What you have to do =
Each record that follows should be repeated exactly, minus any images.

(Excerpts from a figure dataset)
Start

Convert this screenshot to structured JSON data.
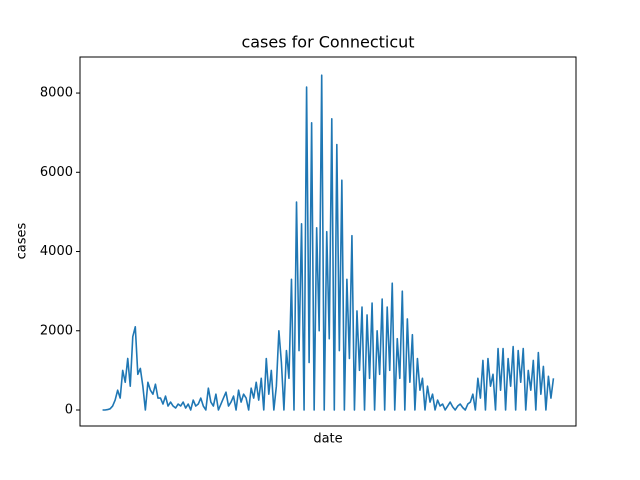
{
  "chart_data": {
    "type": "line",
    "title": "cases for Connecticut",
    "xlabel": "date",
    "ylabel": "cases",
    "color": "#1f77b4",
    "ylim": [
      -404,
      8910
    ],
    "yticks": [
      0,
      2000,
      4000,
      6000,
      8000
    ],
    "values": [
      0,
      0,
      10,
      30,
      100,
      250,
      500,
      300,
      1000,
      700,
      1300,
      600,
      1850,
      2100,
      900,
      1050,
      600,
      0,
      700,
      500,
      400,
      650,
      300,
      300,
      150,
      350,
      100,
      200,
      100,
      50,
      150,
      100,
      200,
      50,
      150,
      0,
      250,
      100,
      150,
      300,
      100,
      0,
      550,
      200,
      100,
      400,
      0,
      150,
      300,
      450,
      100,
      200,
      350,
      0,
      500,
      200,
      400,
      300,
      0,
      550,
      300,
      700,
      250,
      800,
      0,
      1300,
      400,
      1000,
      0,
      600,
      2000,
      1200,
      0,
      1500,
      800,
      3300,
      0,
      5250,
      1500,
      4700,
      0,
      8150,
      1200,
      7250,
      0,
      4600,
      2000,
      8450,
      0,
      4500,
      1800,
      7350,
      0,
      6700,
      1500,
      5800,
      0,
      3300,
      1300,
      4400,
      0,
      2500,
      1000,
      2600,
      0,
      2400,
      800,
      2700,
      0,
      2000,
      900,
      2800,
      0,
      2600,
      1000,
      3200,
      0,
      1800,
      800,
      3000,
      0,
      2300,
      700,
      1900,
      0,
      1300,
      500,
      800,
      0,
      600,
      200,
      400,
      0,
      250,
      100,
      150,
      0,
      100,
      200,
      80,
      0,
      100,
      150,
      60,
      0,
      150,
      200,
      400,
      0,
      800,
      300,
      1250,
      0,
      1300,
      600,
      900,
      0,
      1550,
      500,
      1550,
      0,
      1300,
      600,
      1600,
      0,
      1500,
      700,
      1550,
      0,
      1000,
      500,
      1250,
      0,
      1450,
      400,
      1100,
      0,
      850,
      300,
      800
    ]
  }
}
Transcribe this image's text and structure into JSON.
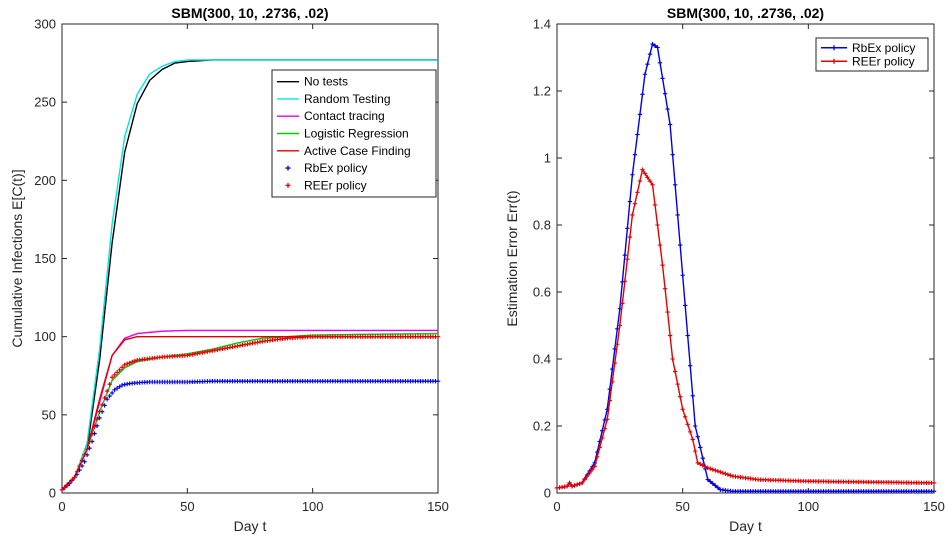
{
  "chart_data": [
    {
      "type": "line",
      "title": "SBM(300, 10, .2736, .02)",
      "xlabel": "Day t",
      "ylabel": "Cumulative Infections E[C(t)]",
      "xlim": [
        0,
        150
      ],
      "ylim": [
        0,
        300
      ],
      "xticks": [
        0,
        50,
        100,
        150
      ],
      "yticks": [
        0,
        50,
        100,
        150,
        200,
        250,
        300
      ],
      "grid": false,
      "legend_position": "upper-right",
      "series": [
        {
          "name": "No tests",
          "style": "line",
          "color": "#000000",
          "x": [
            0,
            5,
            10,
            15,
            20,
            25,
            30,
            35,
            40,
            45,
            50,
            60,
            80,
            100,
            150
          ],
          "y": [
            2,
            10,
            28,
            85,
            160,
            218,
            249,
            264,
            271,
            275,
            276,
            277,
            277,
            277,
            277
          ]
        },
        {
          "name": "Random Testing",
          "style": "line",
          "color": "#00e5e5",
          "x": [
            0,
            5,
            10,
            15,
            20,
            25,
            30,
            35,
            40,
            45,
            50,
            60,
            80,
            100,
            150
          ],
          "y": [
            2,
            10,
            32,
            92,
            172,
            228,
            255,
            268,
            273,
            276,
            277,
            277,
            277,
            277,
            277
          ]
        },
        {
          "name": "Contact tracing",
          "style": "line",
          "color": "#e500e5",
          "x": [
            0,
            5,
            10,
            15,
            20,
            25,
            30,
            40,
            50,
            60,
            80,
            100,
            150
          ],
          "y": [
            2,
            10,
            28,
            58,
            88,
            99,
            102,
            103.5,
            104,
            104,
            104,
            104,
            104
          ]
        },
        {
          "name": "Logistic Regression",
          "style": "line",
          "color": "#00cc00",
          "x": [
            0,
            5,
            10,
            15,
            20,
            25,
            30,
            40,
            50,
            60,
            70,
            80,
            100,
            120,
            150
          ],
          "y": [
            2,
            10,
            28,
            52,
            72,
            80,
            84,
            87,
            89,
            92,
            96,
            99,
            101,
            101.5,
            102
          ]
        },
        {
          "name": "Active Case Finding",
          "style": "line",
          "color": "#e50000",
          "x": [
            0,
            5,
            10,
            15,
            20,
            25,
            30,
            40,
            50,
            60,
            80,
            100,
            150
          ],
          "y": [
            2,
            10,
            28,
            60,
            88,
            98,
            100,
            100,
            100,
            100,
            100,
            100,
            100
          ]
        },
        {
          "name": "RbEx policy",
          "style": "markers",
          "color": "#0000e5",
          "x": [
            0,
            3,
            6,
            9,
            12,
            15,
            18,
            21,
            24,
            27,
            30,
            35,
            40,
            50,
            60,
            80,
            100,
            150
          ],
          "y": [
            2,
            6,
            12,
            20,
            33,
            48,
            60,
            66,
            69,
            70,
            70.5,
            71,
            71,
            71,
            71.5,
            71.5,
            71.5,
            71.5
          ]
        },
        {
          "name": "REEr policy",
          "style": "markers",
          "color": "#e50000",
          "x": [
            0,
            5,
            10,
            15,
            20,
            25,
            30,
            35,
            40,
            50,
            60,
            70,
            80,
            90,
            100,
            150
          ],
          "y": [
            2,
            10,
            28,
            52,
            74,
            82,
            85,
            86,
            87,
            88,
            91,
            94,
            97,
            99,
            100,
            100
          ]
        }
      ]
    },
    {
      "type": "line",
      "title": "SBM(300, 10, .2736, .02)",
      "xlabel": "Day t",
      "ylabel": "Estimation Error Err(t)",
      "xlim": [
        0,
        150
      ],
      "ylim": [
        0,
        1.4
      ],
      "xticks": [
        0,
        50,
        100,
        150
      ],
      "yticks": [
        0,
        0.2,
        0.4,
        0.6,
        0.8,
        1,
        1.2,
        1.4
      ],
      "grid": false,
      "legend_position": "upper-right",
      "series": [
        {
          "name": "RbEx policy",
          "style": "line-markers",
          "color": "#0000e5",
          "x": [
            0,
            4,
            5,
            6,
            10,
            15,
            20,
            25,
            30,
            35,
            38,
            40,
            45,
            50,
            55,
            60,
            65,
            70,
            80,
            100,
            150
          ],
          "y": [
            0.015,
            0.02,
            0.03,
            0.02,
            0.03,
            0.09,
            0.25,
            0.55,
            0.95,
            1.25,
            1.34,
            1.33,
            1.1,
            0.65,
            0.2,
            0.04,
            0.01,
            0.005,
            0.005,
            0.005,
            0.005
          ]
        },
        {
          "name": "REEr policy",
          "style": "line-markers",
          "color": "#e50000",
          "x": [
            0,
            4,
            5,
            6,
            10,
            15,
            20,
            25,
            30,
            34,
            38,
            42,
            46,
            50,
            54,
            56,
            60,
            70,
            80,
            100,
            150
          ],
          "y": [
            0.015,
            0.02,
            0.03,
            0.02,
            0.03,
            0.08,
            0.22,
            0.5,
            0.83,
            0.965,
            0.92,
            0.68,
            0.4,
            0.25,
            0.16,
            0.09,
            0.075,
            0.05,
            0.04,
            0.035,
            0.03
          ]
        }
      ]
    }
  ]
}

End

In response =
Convert this screenshot to structured JSON data.
{
  "chart_data": {
    "type": "line",
    "title": "cases for Connecticut",
    "xlabel": "date",
    "ylabel": "cases",
    "color": "#1f77b4",
    "ylim": [
      -404,
      8910
    ],
    "yticks": [
      0,
      2000,
      4000,
      6000,
      8000
    ],
    "values": [
      0,
      0,
      10,
      30,
      100,
      250,
      500,
      300,
      1000,
      700,
      1300,
      600,
      1850,
      2100,
      900,
      1050,
      600,
      0,
      700,
      500,
      400,
      650,
      300,
      300,
      150,
      350,
      100,
      200,
      100,
      50,
      150,
      100,
      200,
      50,
      150,
      0,
      250,
      100,
      150,
      300,
      100,
      0,
      550,
      200,
      100,
      400,
      0,
      150,
      300,
      450,
      100,
      200,
      350,
      0,
      500,
      200,
      400,
      300,
      0,
      550,
      300,
      700,
      250,
      800,
      0,
      1300,
      400,
      1000,
      0,
      600,
      2000,
      1200,
      0,
      1500,
      800,
      3300,
      0,
      5250,
      1500,
      4700,
      0,
      8150,
      1200,
      7250,
      0,
      4600,
      2000,
      8450,
      0,
      4500,
      1800,
      7350,
      0,
      6700,
      1500,
      5800,
      0,
      3300,
      1300,
      4400,
      0,
      2500,
      1000,
      2600,
      0,
      2400,
      800,
      2700,
      0,
      2000,
      900,
      2800,
      0,
      2600,
      1000,
      3200,
      0,
      1800,
      800,
      3000,
      0,
      2300,
      700,
      1900,
      0,
      1300,
      500,
      800,
      0,
      600,
      200,
      400,
      0,
      250,
      100,
      150,
      0,
      100,
      200,
      80,
      0,
      100,
      150,
      60,
      0,
      150,
      200,
      400,
      0,
      800,
      300,
      1250,
      0,
      1300,
      600,
      900,
      0,
      1550,
      500,
      1550,
      0,
      1300,
      600,
      1600,
      0,
      1500,
      700,
      1550,
      0,
      1000,
      500,
      1250,
      0,
      1450,
      400,
      1100,
      0,
      850,
      300,
      800
    ]
  }
}
Transcribe this image's text and structure into JSON.
{
  "chart_data": [
    {
      "type": "line",
      "title": "SBM(300, 10, .2736, .02)",
      "xlabel": "Day t",
      "ylabel": "Cumulative Infections E[C(t)]",
      "xlim": [
        0,
        150
      ],
      "ylim": [
        0,
        300
      ],
      "xticks": [
        0,
        50,
        100,
        150
      ],
      "yticks": [
        0,
        50,
        100,
        150,
        200,
        250,
        300
      ],
      "grid": false,
      "legend_position": "upper-right",
      "series": [
        {
          "name": "No tests",
          "style": "line",
          "color": "#000000",
          "x": [
            0,
            5,
            10,
            15,
            20,
            25,
            30,
            35,
            40,
            45,
            50,
            60,
            80,
            100,
            150
          ],
          "y": [
            2,
            10,
            28,
            85,
            160,
            218,
            249,
            264,
            271,
            275,
            276,
            277,
            277,
            277,
            277
          ]
        },
        {
          "name": "Random Testing",
          "style": "line",
          "color": "#00e5e5",
          "x": [
            0,
            5,
            10,
            15,
            20,
            25,
            30,
            35,
            40,
            45,
            50,
            60,
            80,
            100,
            150
          ],
          "y": [
            2,
            10,
            32,
            92,
            172,
            228,
            255,
            268,
            273,
            276,
            277,
            277,
            277,
            277,
            277
          ]
        },
        {
          "name": "Contact tracing",
          "style": "line",
          "color": "#e500e5",
          "x": [
            0,
            5,
            10,
            15,
            20,
            25,
            30,
            40,
            50,
            60,
            80,
            100,
            150
          ],
          "y": [
            2,
            10,
            28,
            58,
            88,
            99,
            102,
            103.5,
            104,
            104,
            104,
            104,
            104
          ]
        },
        {
          "name": "Logistic Regression",
          "style": "line",
          "color": "#00cc00",
          "x": [
            0,
            5,
            10,
            15,
            20,
            25,
            30,
            40,
            50,
            60,
            70,
            80,
            100,
            120,
            150
          ],
          "y": [
            2,
            10,
            28,
            52,
            72,
            80,
            84,
            87,
            89,
            92,
            96,
            99,
            101,
            101.5,
            102
          ]
        },
        {
          "name": "Active Case Finding",
          "style": "line",
          "color": "#e50000",
          "x": [
            0,
            5,
            10,
            15,
            20,
            25,
            30,
            40,
            50,
            60,
            80,
            100,
            150
          ],
          "y": [
            2,
            10,
            28,
            60,
            88,
            98,
            100,
            100,
            100,
            100,
            100,
            100,
            100
          ]
        },
        {
          "name": "RbEx policy",
          "style": "markers",
          "color": "#0000e5",
          "x": [
            0,
            3,
            6,
            9,
            12,
            15,
            18,
            21,
            24,
            27,
            30,
            35,
            40,
            50,
            60,
            80,
            100,
            150
          ],
          "y": [
            2,
            6,
            12,
            20,
            33,
            48,
            60,
            66,
            69,
            70,
            70.5,
            71,
            71,
            71,
            71.5,
            71.5,
            71.5,
            71.5
          ]
        },
        {
          "name": "REEr policy",
          "style": "markers",
          "color": "#e50000",
          "x": [
            0,
            5,
            10,
            15,
            20,
            25,
            30,
            35,
            40,
            50,
            60,
            70,
            80,
            90,
            100,
            150
          ],
          "y": [
            2,
            10,
            28,
            52,
            74,
            82,
            85,
            86,
            87,
            88,
            91,
            94,
            97,
            99,
            100,
            100
          ]
        }
      ]
    },
    {
      "type": "line",
      "title": "SBM(300, 10, .2736, .02)",
      "xlabel": "Day t",
      "ylabel": "Estimation Error Err(t)",
      "xlim": [
        0,
        150
      ],
      "ylim": [
        0,
        1.4
      ],
      "xticks": [
        0,
        50,
        100,
        150
      ],
      "yticks": [
        0,
        0.2,
        0.4,
        0.6,
        0.8,
        1,
        1.2,
        1.4
      ],
      "grid": false,
      "legend_position": "upper-right",
      "series": [
        {
          "name": "RbEx policy",
          "style": "line-markers",
          "color": "#0000e5",
          "x": [
            0,
            4,
            5,
            6,
            10,
            15,
            20,
            25,
            30,
            35,
            38,
            40,
            45,
            50,
            55,
            60,
            65,
            70,
            80,
            100,
            150
          ],
          "y": [
            0.015,
            0.02,
            0.03,
            0.02,
            0.03,
            0.09,
            0.25,
            0.55,
            0.95,
            1.25,
            1.34,
            1.33,
            1.1,
            0.65,
            0.2,
            0.04,
            0.01,
            0.005,
            0.005,
            0.005,
            0.005
          ]
        },
        {
          "name": "REEr policy",
          "style": "line-markers",
          "color": "#e50000",
          "x": [
            0,
            4,
            5,
            6,
            10,
            15,
            20,
            25,
            30,
            34,
            38,
            42,
            46,
            50,
            54,
            56,
            60,
            70,
            80,
            100,
            150
          ],
          "y": [
            0.015,
            0.02,
            0.03,
            0.02,
            0.03,
            0.08,
            0.22,
            0.5,
            0.83,
            0.965,
            0.92,
            0.68,
            0.4,
            0.25,
            0.16,
            0.09,
            0.075,
            0.05,
            0.04,
            0.035,
            0.03
          ]
        }
      ]
    }
  ]
}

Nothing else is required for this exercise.